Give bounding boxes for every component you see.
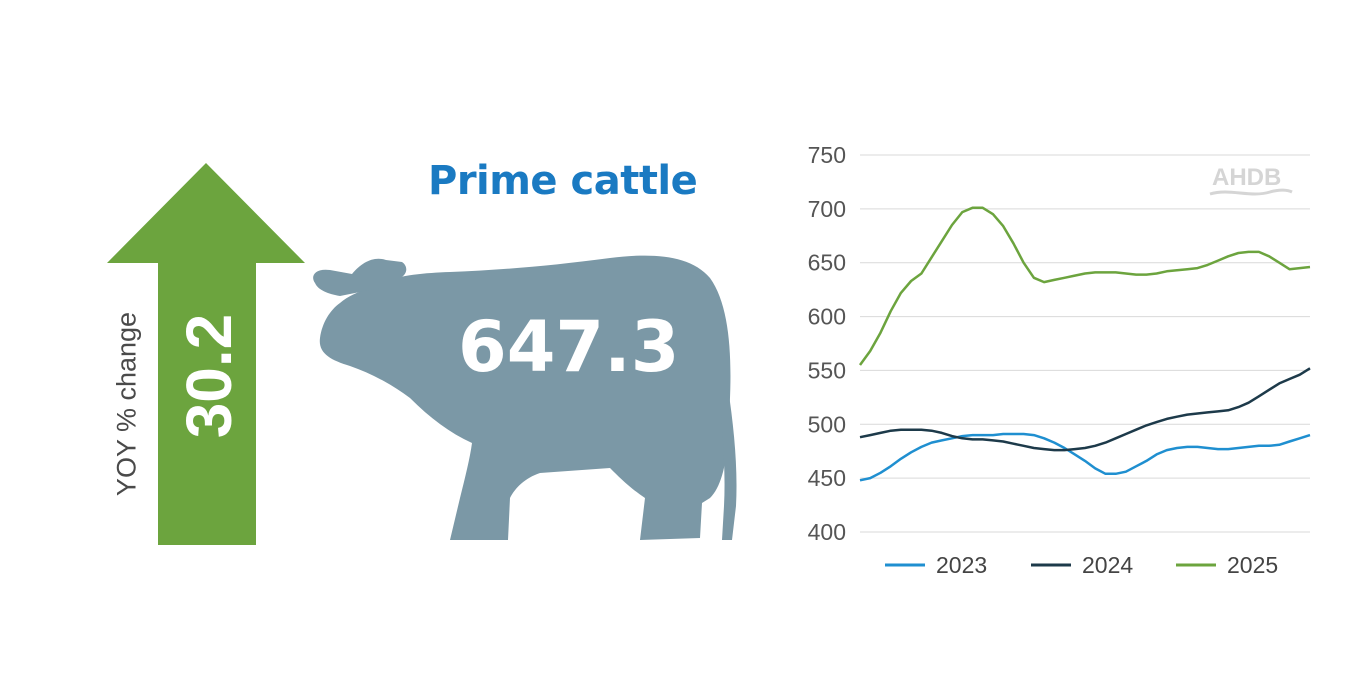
page-title: Prime cattle [428,158,698,204]
legend-label-2024: 2024 [1082,552,1133,578]
series-line-2024 [859,367,1311,452]
legend-label-2025: 2025 [1227,552,1278,578]
legend-label-2023: 2023 [936,552,987,578]
y-tick-label: 600 [808,304,846,330]
series-line-2025 [858,206,1311,366]
logo-text: AHDB [1212,164,1281,191]
yoy-arrow [107,163,305,545]
series-line-2023 [859,432,1311,482]
cow-silhouette [310,248,740,548]
price-value: 647.3 [458,306,680,388]
y-axis-ticks: 400 450 500 550 600 650 700 750 [808,142,846,545]
y-tick-label: 750 [808,142,846,168]
price-chart: 400 450 500 550 600 650 700 750 AHDB 2023 2024 20… [780,130,1340,590]
y-tick-label: 550 [808,357,846,383]
y-tick-label: 500 [808,411,846,437]
cow-icon [313,255,737,540]
legend: 2023 2024 2025 [885,552,1278,578]
y-tick-label: 650 [808,250,846,276]
y-tick-label: 400 [808,519,846,545]
ahdb-logo: AHDB [1209,164,1293,196]
logo-swoosh-icon [1209,188,1293,196]
grid-lines [860,154,1310,533]
y-tick-label: 450 [808,465,846,491]
series-lines [858,206,1311,482]
y-tick-label: 700 [808,196,846,222]
up-arrow-icon [107,163,305,545]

========

-- STATED PROBLEM --
Rewrite all the items, changing every "y-tick-label" to "value-tick" and keeping everything else the same. Leave the pictures out.

-- OUTPUT OF THE EXERCISE --
Give bounding boxes for every component you see.
page-title: Prime cattle [428,158,698,204]
legend-label-2024: 2024 [1082,552,1133,578]
series-line-2024 [859,367,1311,452]
legend-label-2025: 2025 [1227,552,1278,578]
legend-label-2023: 2023 [936,552,987,578]
value-tick: 600 [808,304,846,330]
series-line-2025 [858,206,1311,366]
logo-text: AHDB [1212,164,1281,191]
yoy-arrow [107,163,305,545]
series-line-2023 [859,432,1311,482]
cow-silhouette [310,248,740,548]
price-value: 647.3 [458,306,680,388]
y-axis-ticks: 400 450 500 550 600 650 700 750 [808,142,846,545]
value-tick: 750 [808,142,846,168]
price-chart: 400 450 500 550 600 650 700 750 AHDB 2023 2024 20… [780,130,1340,590]
value-tick: 550 [808,357,846,383]
value-tick: 500 [808,411,846,437]
cow-icon [313,255,737,540]
legend: 2023 2024 2025 [885,552,1278,578]
value-tick: 650 [808,250,846,276]
value-tick: 400 [808,519,846,545]
ahdb-logo: AHDB [1209,164,1293,196]
logo-swoosh-icon [1209,188,1293,196]
grid-lines [860,154,1310,533]
value-tick: 450 [808,465,846,491]
series-lines [858,206,1311,482]
value-tick: 700 [808,196,846,222]
up-arrow-icon [107,163,305,545]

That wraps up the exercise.